» **Request**:
Do not carry the pictures over; copy every other part of the entries exactly.

====== Stored rows ======

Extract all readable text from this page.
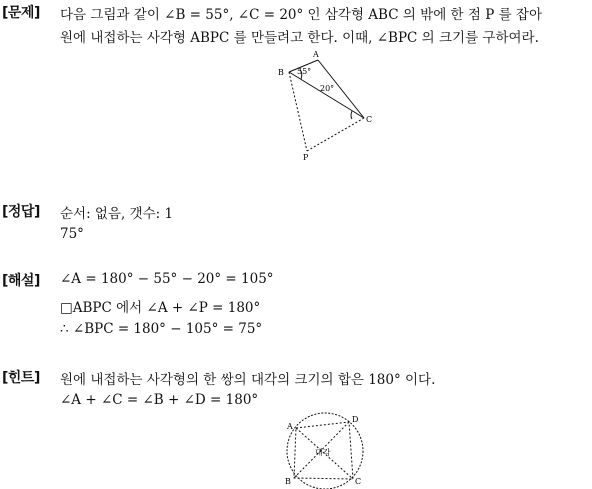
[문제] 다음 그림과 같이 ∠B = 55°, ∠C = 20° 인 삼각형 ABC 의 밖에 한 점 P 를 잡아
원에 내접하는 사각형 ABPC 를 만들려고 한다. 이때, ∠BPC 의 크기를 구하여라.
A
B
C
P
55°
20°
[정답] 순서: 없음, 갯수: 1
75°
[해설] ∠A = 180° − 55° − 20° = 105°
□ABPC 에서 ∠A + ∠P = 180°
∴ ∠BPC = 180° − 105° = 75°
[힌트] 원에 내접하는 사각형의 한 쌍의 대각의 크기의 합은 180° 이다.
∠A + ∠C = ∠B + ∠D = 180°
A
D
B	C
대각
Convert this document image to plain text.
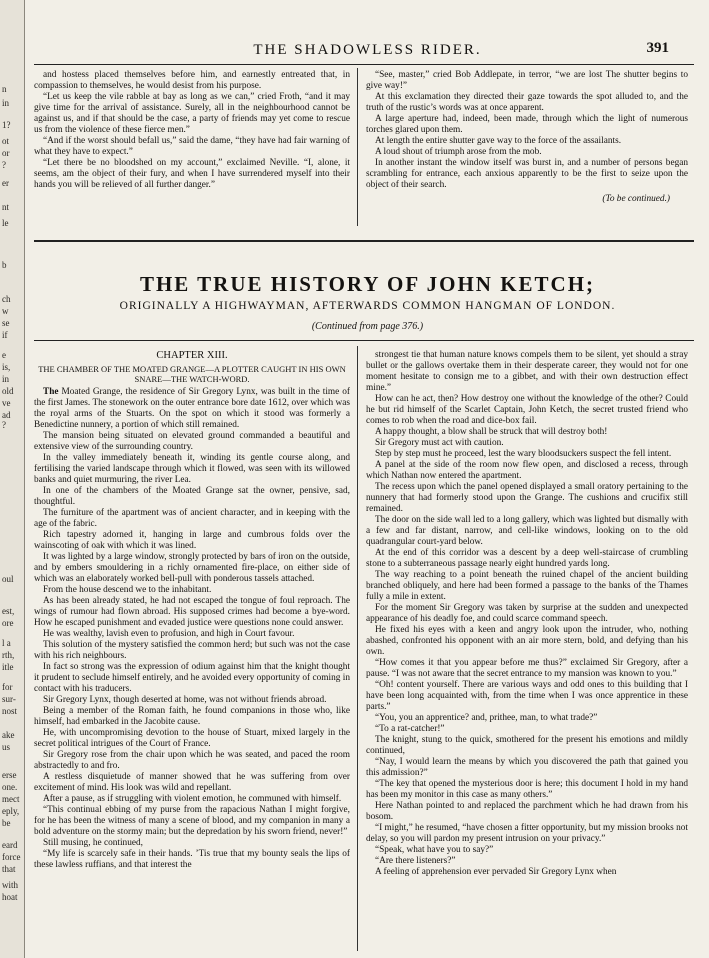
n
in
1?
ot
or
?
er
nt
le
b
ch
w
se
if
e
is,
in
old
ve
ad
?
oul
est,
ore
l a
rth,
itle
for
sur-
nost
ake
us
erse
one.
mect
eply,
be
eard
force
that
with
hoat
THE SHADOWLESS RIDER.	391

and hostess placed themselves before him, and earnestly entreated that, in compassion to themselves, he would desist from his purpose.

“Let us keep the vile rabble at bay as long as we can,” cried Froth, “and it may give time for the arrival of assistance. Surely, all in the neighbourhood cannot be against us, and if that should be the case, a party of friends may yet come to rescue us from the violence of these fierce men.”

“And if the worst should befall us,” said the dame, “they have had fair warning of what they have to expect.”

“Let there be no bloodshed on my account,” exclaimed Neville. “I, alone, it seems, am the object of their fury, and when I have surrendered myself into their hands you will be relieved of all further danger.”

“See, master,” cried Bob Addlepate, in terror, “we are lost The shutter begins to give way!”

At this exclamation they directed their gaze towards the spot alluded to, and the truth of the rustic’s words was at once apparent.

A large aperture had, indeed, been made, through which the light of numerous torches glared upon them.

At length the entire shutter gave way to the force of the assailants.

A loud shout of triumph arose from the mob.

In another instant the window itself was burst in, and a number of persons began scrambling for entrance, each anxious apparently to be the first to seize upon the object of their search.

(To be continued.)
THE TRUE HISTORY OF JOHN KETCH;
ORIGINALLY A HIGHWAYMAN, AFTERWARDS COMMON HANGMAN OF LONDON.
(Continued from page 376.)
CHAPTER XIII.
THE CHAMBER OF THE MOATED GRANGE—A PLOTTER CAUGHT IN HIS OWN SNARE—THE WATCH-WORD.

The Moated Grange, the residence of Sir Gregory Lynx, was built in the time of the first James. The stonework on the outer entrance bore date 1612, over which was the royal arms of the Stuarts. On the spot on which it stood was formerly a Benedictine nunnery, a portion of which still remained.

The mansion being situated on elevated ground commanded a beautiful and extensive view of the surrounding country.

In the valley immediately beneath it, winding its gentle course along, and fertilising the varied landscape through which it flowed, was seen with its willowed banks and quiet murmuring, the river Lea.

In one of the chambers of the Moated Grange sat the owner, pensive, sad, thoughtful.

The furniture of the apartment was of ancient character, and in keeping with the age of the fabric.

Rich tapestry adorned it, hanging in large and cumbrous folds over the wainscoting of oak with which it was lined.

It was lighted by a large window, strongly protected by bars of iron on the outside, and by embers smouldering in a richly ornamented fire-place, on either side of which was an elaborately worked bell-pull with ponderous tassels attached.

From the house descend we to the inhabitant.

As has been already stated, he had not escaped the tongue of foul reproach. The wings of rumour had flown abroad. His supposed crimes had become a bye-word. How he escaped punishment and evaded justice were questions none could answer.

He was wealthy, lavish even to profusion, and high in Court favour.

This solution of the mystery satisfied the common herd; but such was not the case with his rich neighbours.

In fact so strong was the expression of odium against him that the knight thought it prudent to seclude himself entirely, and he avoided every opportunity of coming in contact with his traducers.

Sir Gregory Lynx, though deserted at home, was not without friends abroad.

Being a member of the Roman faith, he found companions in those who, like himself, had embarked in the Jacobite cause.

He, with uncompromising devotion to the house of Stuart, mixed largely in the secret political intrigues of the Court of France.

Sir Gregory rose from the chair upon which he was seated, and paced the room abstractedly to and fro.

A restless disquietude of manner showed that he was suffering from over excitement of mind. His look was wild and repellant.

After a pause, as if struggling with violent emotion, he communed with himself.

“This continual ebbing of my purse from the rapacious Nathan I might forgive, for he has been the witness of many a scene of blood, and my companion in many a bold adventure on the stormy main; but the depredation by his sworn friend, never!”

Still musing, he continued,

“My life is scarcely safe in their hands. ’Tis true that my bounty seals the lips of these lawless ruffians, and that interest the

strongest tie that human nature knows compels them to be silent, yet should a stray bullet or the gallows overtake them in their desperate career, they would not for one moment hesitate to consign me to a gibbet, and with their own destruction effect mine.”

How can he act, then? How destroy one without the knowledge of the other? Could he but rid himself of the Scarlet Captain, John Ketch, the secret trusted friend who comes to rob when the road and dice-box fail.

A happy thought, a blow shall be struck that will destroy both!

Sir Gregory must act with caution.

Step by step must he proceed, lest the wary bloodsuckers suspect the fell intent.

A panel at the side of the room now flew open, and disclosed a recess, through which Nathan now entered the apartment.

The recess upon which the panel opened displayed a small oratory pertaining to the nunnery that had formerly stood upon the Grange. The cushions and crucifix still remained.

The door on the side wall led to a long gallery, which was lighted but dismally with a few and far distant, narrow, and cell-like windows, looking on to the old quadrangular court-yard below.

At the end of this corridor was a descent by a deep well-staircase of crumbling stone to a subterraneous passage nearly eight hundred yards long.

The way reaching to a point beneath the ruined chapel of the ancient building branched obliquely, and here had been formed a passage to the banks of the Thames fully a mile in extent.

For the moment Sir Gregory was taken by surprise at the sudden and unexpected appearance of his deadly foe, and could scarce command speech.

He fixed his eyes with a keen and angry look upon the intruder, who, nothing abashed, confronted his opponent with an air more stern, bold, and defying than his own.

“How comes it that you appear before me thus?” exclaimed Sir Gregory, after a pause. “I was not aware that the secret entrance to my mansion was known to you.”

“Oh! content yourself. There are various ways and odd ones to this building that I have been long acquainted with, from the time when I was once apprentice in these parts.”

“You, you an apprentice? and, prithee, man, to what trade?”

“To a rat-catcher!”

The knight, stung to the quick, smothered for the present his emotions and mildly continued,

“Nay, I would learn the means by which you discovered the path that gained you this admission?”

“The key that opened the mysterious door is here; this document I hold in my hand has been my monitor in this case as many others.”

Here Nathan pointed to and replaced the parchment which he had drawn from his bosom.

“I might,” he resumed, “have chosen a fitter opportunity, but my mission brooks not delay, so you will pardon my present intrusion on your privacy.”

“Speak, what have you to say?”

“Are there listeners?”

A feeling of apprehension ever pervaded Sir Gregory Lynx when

======

» **Response to the exercise**:
Extract all readable text from this page.
[문제] 다음 그림과 같이 ∠B = 55°, ∠C = 20° 인 삼각형 ABC 의 밖에 한 점 P 를 잡아
원에 내접하는 사각형 ABPC 를 만들려고 한다. 이때, ∠BPC 의 크기를 구하여라.
A
B
C
P
55°
20°
[정답] 순서: 없음, 갯수: 1
75°
[해설] ∠A = 180° − 55° − 20° = 105°
□ABPC 에서 ∠A + ∠P = 180°
∴ ∠BPC = 180° − 105° = 75°
[힌트] 원에 내접하는 사각형의 한 쌍의 대각의 크기의 합은 180° 이다.
∠A + ∠C = ∠B + ∠D = 180°
A
D
B	C
대각
Convert this document image to plain text.
n
in
1?
ot
or
?
er
nt
le
b
ch
w
se
if
e
is,
in
old
ve
ad
?
oul
est,
ore
l a
rth,
itle
for
sur-
nost
ake
us
erse
one.
mect
eply,
be
eard
force
that
with
hoat
THE SHADOWLESS RIDER.	391

and hostess placed themselves before him, and earnestly entreated that, in compassion to themselves, he would desist from his purpose.

“Let us keep the vile rabble at bay as long as we can,” cried Froth, “and it may give time for the arrival of assistance. Surely, all in the neighbourhood cannot be against us, and if that should be the case, a party of friends may yet come to rescue us from the violence of these fierce men.”

“And if the worst should befall us,” said the dame, “they have had fair warning of what they have to expect.”

“Let there be no bloodshed on my account,” exclaimed Neville. “I, alone, it seems, am the object of their fury, and when I have surrendered myself into their hands you will be relieved of all further danger.”

“See, master,” cried Bob Addlepate, in terror, “we are lost The shutter begins to give way!”

At this exclamation they directed their gaze towards the spot alluded to, and the truth of the rustic’s words was at once apparent.

A large aperture had, indeed, been made, through which the light of numerous torches glared upon them.

At length the entire shutter gave way to the force of the assailants.

A loud shout of triumph arose from the mob.

In another instant the window itself was burst in, and a number of persons began scrambling for entrance, each anxious apparently to be the first to seize upon the object of their search.

(To be continued.)
THE TRUE HISTORY OF JOHN KETCH;
ORIGINALLY A HIGHWAYMAN, AFTERWARDS COMMON HANGMAN OF LONDON.
(Continued from page 376.)
CHAPTER XIII.
THE CHAMBER OF THE MOATED GRANGE—A PLOTTER CAUGHT IN HIS OWN SNARE—THE WATCH-WORD.

The Moated Grange, the residence of Sir Gregory Lynx, was built in the time of the first James. The stonework on the outer entrance bore date 1612, over which was the royal arms of the Stuarts. On the spot on which it stood was formerly a Benedictine nunnery, a portion of which still remained.

The mansion being situated on elevated ground commanded a beautiful and extensive view of the surrounding country.

In the valley immediately beneath it, winding its gentle course along, and fertilising the varied landscape through which it flowed, was seen with its willowed banks and quiet murmuring, the river Lea.

In one of the chambers of the Moated Grange sat the owner, pensive, sad, thoughtful.

The furniture of the apartment was of ancient character, and in keeping with the age of the fabric.

Rich tapestry adorned it, hanging in large and cumbrous folds over the wainscoting of oak with which it was lined.

It was lighted by a large window, strongly protected by bars of iron on the outside, and by embers smouldering in a richly ornamented fire-place, on either side of which was an elaborately worked bell-pull with ponderous tassels attached.

From the house descend we to the inhabitant.

As has been already stated, he had not escaped the tongue of foul reproach. The wings of rumour had flown abroad. His supposed crimes had become a bye-word. How he escaped punishment and evaded justice were questions none could answer.

He was wealthy, lavish even to profusion, and high in Court favour.

This solution of the mystery satisfied the common herd; but such was not the case with his rich neighbours.

In fact so strong was the expression of odium against him that the knight thought it prudent to seclude himself entirely, and he avoided every opportunity of coming in contact with his traducers.

Sir Gregory Lynx, though deserted at home, was not without friends abroad.

Being a member of the Roman faith, he found companions in those who, like himself, had embarked in the Jacobite cause.

He, with uncompromising devotion to the house of Stuart, mixed largely in the secret political intrigues of the Court of France.

Sir Gregory rose from the chair upon which he was seated, and paced the room abstractedly to and fro.

A restless disquietude of manner showed that he was suffering from over excitement of mind. His look was wild and repellant.

After a pause, as if struggling with violent emotion, he communed with himself.

“This continual ebbing of my purse from the rapacious Nathan I might forgive, for he has been the witness of many a scene of blood, and my companion in many a bold adventure on the stormy main; but the depredation by his sworn friend, never!”

Still musing, he continued,

“My life is scarcely safe in their hands. ’Tis true that my bounty seals the lips of these lawless ruffians, and that interest the

strongest tie that human nature knows compels them to be silent, yet should a stray bullet or the gallows overtake them in their desperate career, they would not for one moment hesitate to consign me to a gibbet, and with their own destruction effect mine.”

How can he act, then? How destroy one without the knowledge of the other? Could he but rid himself of the Scarlet Captain, John Ketch, the secret trusted friend who comes to rob when the road and dice-box fail.

A happy thought, a blow shall be struck that will destroy both!

Sir Gregory must act with caution.

Step by step must he proceed, lest the wary bloodsuckers suspect the fell intent.

A panel at the side of the room now flew open, and disclosed a recess, through which Nathan now entered the apartment.

The recess upon which the panel opened displayed a small oratory pertaining to the nunnery that had formerly stood upon the Grange. The cushions and crucifix still remained.

The door on the side wall led to a long gallery, which was lighted but dismally with a few and far distant, narrow, and cell-like windows, looking on to the old quadrangular court-yard below.

At the end of this corridor was a descent by a deep well-staircase of crumbling stone to a subterraneous passage nearly eight hundred yards long.

The way reaching to a point beneath the ruined chapel of the ancient building branched obliquely, and here had been formed a passage to the banks of the Thames fully a mile in extent.

For the moment Sir Gregory was taken by surprise at the sudden and unexpected appearance of his deadly foe, and could scarce command speech.

He fixed his eyes with a keen and angry look upon the intruder, who, nothing abashed, confronted his opponent with an air more stern, bold, and defying than his own.

“How comes it that you appear before me thus?” exclaimed Sir Gregory, after a pause. “I was not aware that the secret entrance to my mansion was known to you.”

“Oh! content yourself. There are various ways and odd ones to this building that I have been long acquainted with, from the time when I was once apprentice in these parts.”

“You, you an apprentice? and, prithee, man, to what trade?”

“To a rat-catcher!”

The knight, stung to the quick, smothered for the present his emotions and mildly continued,

“Nay, I would learn the means by which you discovered the path that gained you this admission?”

“The key that opened the mysterious door is here; this document I hold in my hand has been my monitor in this case as many others.”

Here Nathan pointed to and replaced the parchment which he had drawn from his bosom.

“I might,” he resumed, “have chosen a fitter opportunity, but my mission brooks not delay, so you will pardon my present intrusion on your privacy.”

“Speak, what have you to say?”

“Are there listeners?”

A feeling of apprehension ever pervaded Sir Gregory Lynx when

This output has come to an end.